=== The task ===
Go through the listing and copy every line word for word.

== Entries supplied ==

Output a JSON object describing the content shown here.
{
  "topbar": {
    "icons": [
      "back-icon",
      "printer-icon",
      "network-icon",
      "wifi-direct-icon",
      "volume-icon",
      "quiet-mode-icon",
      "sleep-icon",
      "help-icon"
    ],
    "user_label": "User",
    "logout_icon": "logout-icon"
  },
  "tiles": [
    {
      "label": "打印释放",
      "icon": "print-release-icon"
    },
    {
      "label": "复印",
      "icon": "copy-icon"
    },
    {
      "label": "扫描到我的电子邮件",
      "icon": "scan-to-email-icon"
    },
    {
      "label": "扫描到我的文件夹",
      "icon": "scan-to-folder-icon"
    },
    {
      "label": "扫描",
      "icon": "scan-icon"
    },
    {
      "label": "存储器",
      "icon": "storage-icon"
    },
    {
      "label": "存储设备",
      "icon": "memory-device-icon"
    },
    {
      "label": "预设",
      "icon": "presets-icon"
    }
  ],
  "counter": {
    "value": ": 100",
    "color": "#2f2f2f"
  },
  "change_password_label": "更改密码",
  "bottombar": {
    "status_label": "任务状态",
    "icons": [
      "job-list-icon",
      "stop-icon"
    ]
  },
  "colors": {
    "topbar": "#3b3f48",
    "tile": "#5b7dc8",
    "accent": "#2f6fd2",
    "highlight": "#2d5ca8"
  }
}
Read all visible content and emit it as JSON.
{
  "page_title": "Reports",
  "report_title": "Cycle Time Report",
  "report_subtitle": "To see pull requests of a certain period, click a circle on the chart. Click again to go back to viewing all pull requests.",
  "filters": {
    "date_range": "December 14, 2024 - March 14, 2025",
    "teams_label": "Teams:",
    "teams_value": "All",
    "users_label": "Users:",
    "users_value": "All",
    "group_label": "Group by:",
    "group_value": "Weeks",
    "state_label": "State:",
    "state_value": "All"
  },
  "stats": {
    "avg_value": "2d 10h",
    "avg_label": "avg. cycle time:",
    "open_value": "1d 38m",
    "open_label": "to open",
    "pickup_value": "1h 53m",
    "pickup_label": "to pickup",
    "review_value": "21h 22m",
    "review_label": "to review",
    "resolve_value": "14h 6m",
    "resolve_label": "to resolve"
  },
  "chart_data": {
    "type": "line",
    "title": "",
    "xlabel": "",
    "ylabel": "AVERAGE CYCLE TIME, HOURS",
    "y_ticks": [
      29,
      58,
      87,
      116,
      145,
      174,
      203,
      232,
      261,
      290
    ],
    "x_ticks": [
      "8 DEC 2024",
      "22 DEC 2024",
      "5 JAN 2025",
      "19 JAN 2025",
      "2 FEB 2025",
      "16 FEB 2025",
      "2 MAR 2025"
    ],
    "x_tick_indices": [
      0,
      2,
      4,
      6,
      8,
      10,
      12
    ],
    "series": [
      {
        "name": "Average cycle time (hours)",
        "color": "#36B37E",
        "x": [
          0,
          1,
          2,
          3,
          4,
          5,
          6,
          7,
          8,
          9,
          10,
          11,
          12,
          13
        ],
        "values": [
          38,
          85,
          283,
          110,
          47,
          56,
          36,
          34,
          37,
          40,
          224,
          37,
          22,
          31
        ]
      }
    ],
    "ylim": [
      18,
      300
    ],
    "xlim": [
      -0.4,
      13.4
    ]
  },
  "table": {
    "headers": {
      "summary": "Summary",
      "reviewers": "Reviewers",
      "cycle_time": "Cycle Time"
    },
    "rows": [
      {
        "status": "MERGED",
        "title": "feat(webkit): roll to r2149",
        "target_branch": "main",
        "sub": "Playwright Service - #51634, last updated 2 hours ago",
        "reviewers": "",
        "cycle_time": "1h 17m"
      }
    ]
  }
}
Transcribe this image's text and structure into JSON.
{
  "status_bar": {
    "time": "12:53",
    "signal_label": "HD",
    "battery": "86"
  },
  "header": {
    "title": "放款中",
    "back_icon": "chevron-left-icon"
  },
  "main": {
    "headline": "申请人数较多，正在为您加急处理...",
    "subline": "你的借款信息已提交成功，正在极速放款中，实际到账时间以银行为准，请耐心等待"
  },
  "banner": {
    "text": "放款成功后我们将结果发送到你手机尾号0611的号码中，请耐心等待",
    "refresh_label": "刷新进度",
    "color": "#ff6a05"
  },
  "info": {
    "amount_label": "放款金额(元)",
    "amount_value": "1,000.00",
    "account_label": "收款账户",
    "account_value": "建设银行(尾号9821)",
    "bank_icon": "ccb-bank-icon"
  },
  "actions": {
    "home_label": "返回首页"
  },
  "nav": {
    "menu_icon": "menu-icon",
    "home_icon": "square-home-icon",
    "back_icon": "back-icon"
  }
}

===

=== Right answer ===
Output a JSON object describing the content shown here.
{
  "topbar": {
    "icons": [
      "back-icon",
      "printer-icon",
      "network-icon",
      "wifi-direct-icon",
      "volume-icon",
      "quiet-mode-icon",
      "sleep-icon",
      "help-icon"
    ],
    "user_label": "User",
    "logout_icon": "logout-icon"
  },
  "tiles": [
    {
      "label": "打印释放",
      "icon": "print-release-icon"
    },
    {
      "label": "复印",
      "icon": "copy-icon"
    },
    {
      "label": "扫描到我的电子邮件",
      "icon": "scan-to-email-icon"
    },
    {
      "label": "扫描到我的文件夹",
      "icon": "scan-to-folder-icon"
    },
    {
      "label": "扫描",
      "icon": "scan-icon"
    },
    {
      "label": "存储器",
      "icon": "storage-icon"
    },
    {
      "label": "存储设备",
      "icon": "memory-device-icon"
    },
    {
      "label": "预设",
      "icon": "presets-icon"
    }
  ],
  "counter": {
    "value": ": 100",
    "color": "#2f2f2f"
  },
  "change_password_label": "更改密码",
  "bottombar": {
    "status_label": "任务状态",
    "icons": [
      "job-list-icon",
      "stop-icon"
    ]
  },
  "colors": {
    "topbar": "#3b3f48",
    "tile": "#5b7dc8",
    "accent": "#2f6fd2",
    "highlight": "#2d5ca8"
  }
}
Read all visible content and emit it as JSON.
{
  "page_title": "Reports",
  "report_title": "Cycle Time Report",
  "report_subtitle": "To see pull requests of a certain period, click a circle on the chart. Click again to go back to viewing all pull requests.",
  "filters": {
    "date_range": "December 14, 2024 - March 14, 2025",
    "teams_label": "Teams:",
    "teams_value": "All",
    "users_label": "Users:",
    "users_value": "All",
    "group_label": "Group by:",
    "group_value": "Weeks",
    "state_label": "State:",
    "state_value": "All"
  },
  "stats": {
    "avg_value": "2d 10h",
    "avg_label": "avg. cycle time:",
    "open_value": "1d 38m",
    "open_label": "to open",
    "pickup_value": "1h 53m",
    "pickup_label": "to pickup",
    "review_value": "21h 22m",
    "review_label": "to review",
    "resolve_value": "14h 6m",
    "resolve_label": "to resolve"
  },
  "chart_data": {
    "type": "line",
    "title": "",
    "xlabel": "",
    "ylabel": "AVERAGE CYCLE TIME, HOURS",
    "y_ticks": [
      29,
      58,
      87,
      116,
      145,
      174,
      203,
      232,
      261,
      290
    ],
    "x_ticks": [
      "8 DEC 2024",
      "22 DEC 2024",
      "5 JAN 2025",
      "19 JAN 2025",
      "2 FEB 2025",
      "16 FEB 2025",
      "2 MAR 2025"
    ],
    "x_tick_indices": [
      0,
      2,
      4,
      6,
      8,
      10,
      12
    ],
    "series": [
      {
        "name": "Average cycle time (hours)",
        "color": "#36B37E",
        "x": [
          0,
          1,
          2,
          3,
          4,
          5,
          6,
          7,
          8,
          9,
          10,
          11,
          12,
          13
        ],
        "values": [
          38,
          85,
          283,
          110,
          47,
          56,
          36,
          34,
          37,
          40,
          224,
          37,
          22,
          31
        ]
      }
    ],
    "ylim": [
      18,
      300
    ],
    "xlim": [
      -0.4,
      13.4
    ]
  },
  "table": {
    "headers": {
      "summary": "Summary",
      "reviewers": "Reviewers",
      "cycle_time": "Cycle Time"
    },
    "rows": [
      {
        "status": "MERGED",
        "title": "feat(webkit): roll to r2149",
        "target_branch": "main",
        "sub": "Playwright Service - #51634, last updated 2 hours ago",
        "reviewers": "",
        "cycle_time": "1h 17m"
      }
    ]
  }
}
Transcribe this image's text and structure into JSON.
{
  "status_bar": {
    "time": "12:53",
    "signal_label": "HD",
    "battery": "86"
  },
  "header": {
    "title": "放款中",
    "back_icon": "chevron-left-icon"
  },
  "main": {
    "headline": "申请人数较多，正在为您加急处理...",
    "subline": "你的借款信息已提交成功，正在极速放款中，实际到账时间以银行为准，请耐心等待"
  },
  "banner": {
    "text": "放款成功后我们将结果发送到你手机尾号0611的号码中，请耐心等待",
    "refresh_label": "刷新进度",
    "color": "#ff6a05"
  },
  "info": {
    "amount_label": "放款金额(元)",
    "amount_value": "1,000.00",
    "account_label": "收款账户",
    "account_value": "建设银行(尾号9821)",
    "bank_icon": "ccb-bank-icon"
  },
  "actions": {
    "home_label": "返回首页"
  },
  "nav": {
    "menu_icon": "menu-icon",
    "home_icon": "square-home-icon",
    "back_icon": "back-icon"
  }
}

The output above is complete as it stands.